= THE REQUEST =
Each record below should be output verbatim, without pictures.

= LISTED RECORDS =
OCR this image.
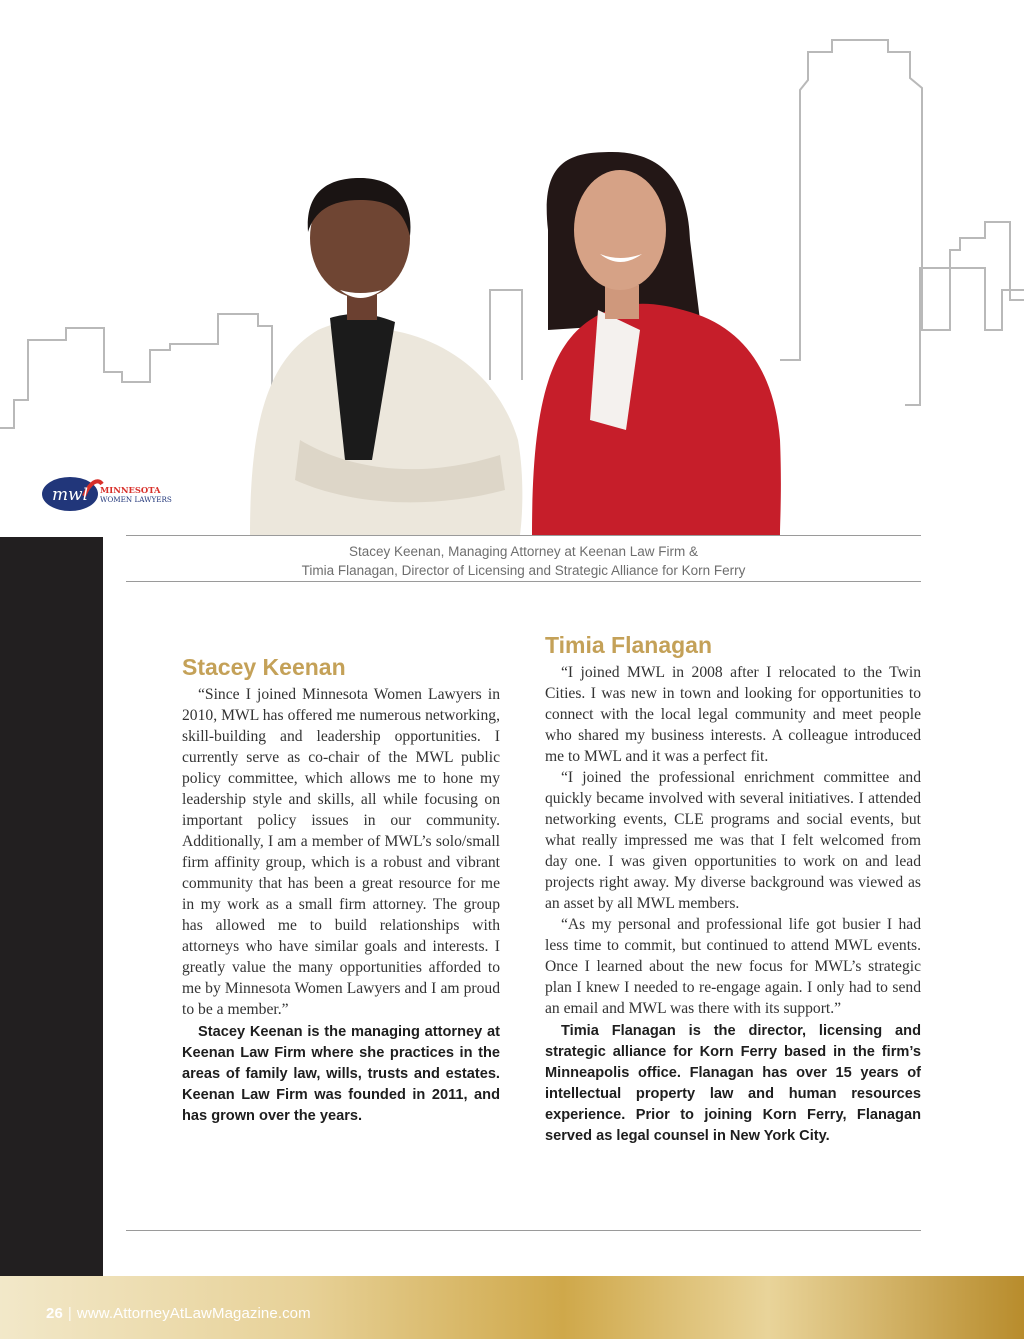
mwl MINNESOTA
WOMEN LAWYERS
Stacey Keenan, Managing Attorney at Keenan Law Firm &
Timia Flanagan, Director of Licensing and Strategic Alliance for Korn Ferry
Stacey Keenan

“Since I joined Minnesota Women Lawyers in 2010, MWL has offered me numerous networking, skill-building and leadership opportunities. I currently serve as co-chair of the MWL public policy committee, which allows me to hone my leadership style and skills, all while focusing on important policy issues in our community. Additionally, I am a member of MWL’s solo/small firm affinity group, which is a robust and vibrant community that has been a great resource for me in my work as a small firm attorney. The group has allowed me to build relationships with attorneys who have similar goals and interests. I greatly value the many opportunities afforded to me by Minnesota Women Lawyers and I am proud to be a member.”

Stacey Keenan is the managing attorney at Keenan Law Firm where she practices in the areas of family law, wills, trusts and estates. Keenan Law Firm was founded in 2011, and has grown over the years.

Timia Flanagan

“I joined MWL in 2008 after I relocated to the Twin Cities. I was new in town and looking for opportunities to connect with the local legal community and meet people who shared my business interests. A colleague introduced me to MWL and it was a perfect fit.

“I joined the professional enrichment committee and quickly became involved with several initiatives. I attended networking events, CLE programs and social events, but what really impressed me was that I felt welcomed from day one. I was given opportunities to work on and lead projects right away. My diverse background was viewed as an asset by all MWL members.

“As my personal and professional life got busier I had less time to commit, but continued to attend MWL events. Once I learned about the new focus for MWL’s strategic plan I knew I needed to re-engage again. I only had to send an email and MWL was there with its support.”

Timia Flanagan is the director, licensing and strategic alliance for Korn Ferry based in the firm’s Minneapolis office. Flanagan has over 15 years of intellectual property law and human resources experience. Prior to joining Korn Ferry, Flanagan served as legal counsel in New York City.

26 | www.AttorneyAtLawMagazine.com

= ANSWER TO THIS TASK =
OCR this image.
mwl MINNESOTA
WOMEN LAWYERS
Stacey Keenan, Managing Attorney at Keenan Law Firm &
Timia Flanagan, Director of Licensing and Strategic Alliance for Korn Ferry
Stacey Keenan

“Since I joined Minnesota Women Lawyers in 2010, MWL has offered me numerous networking, skill-building and leadership opportunities. I currently serve as co-chair of the MWL public policy committee, which allows me to hone my leadership style and skills, all while focusing on important policy issues in our community. Additionally, I am a member of MWL’s solo/small firm affinity group, which is a robust and vibrant community that has been a great resource for me in my work as a small firm attorney. The group has allowed me to build relationships with attorneys who have similar goals and interests. I greatly value the many opportunities afforded to me by Minnesota Women Lawyers and I am proud to be a member.”

Stacey Keenan is the managing attorney at Keenan Law Firm where she practices in the areas of family law, wills, trusts and estates. Keenan Law Firm was founded in 2011, and has grown over the years.

Timia Flanagan

“I joined MWL in 2008 after I relocated to the Twin Cities. I was new in town and looking for opportunities to connect with the local legal community and meet people who shared my business interests. A colleague introduced me to MWL and it was a perfect fit.

“I joined the professional enrichment committee and quickly became involved with several initiatives. I attended networking events, CLE programs and social events, but what really impressed me was that I felt welcomed from day one. I was given opportunities to work on and lead projects right away. My diverse background was viewed as an asset by all MWL members.

“As my personal and professional life got busier I had less time to commit, but continued to attend MWL events. Once I learned about the new focus for MWL’s strategic plan I knew I needed to re-engage again. I only had to send an email and MWL was there with its support.”

Timia Flanagan is the director, licensing and strategic alliance for Korn Ferry based in the firm’s Minneapolis office. Flanagan has over 15 years of intellectual property law and human resources experience. Prior to joining Korn Ferry, Flanagan served as legal counsel in New York City.

26 | www.AttorneyAtLawMagazine.com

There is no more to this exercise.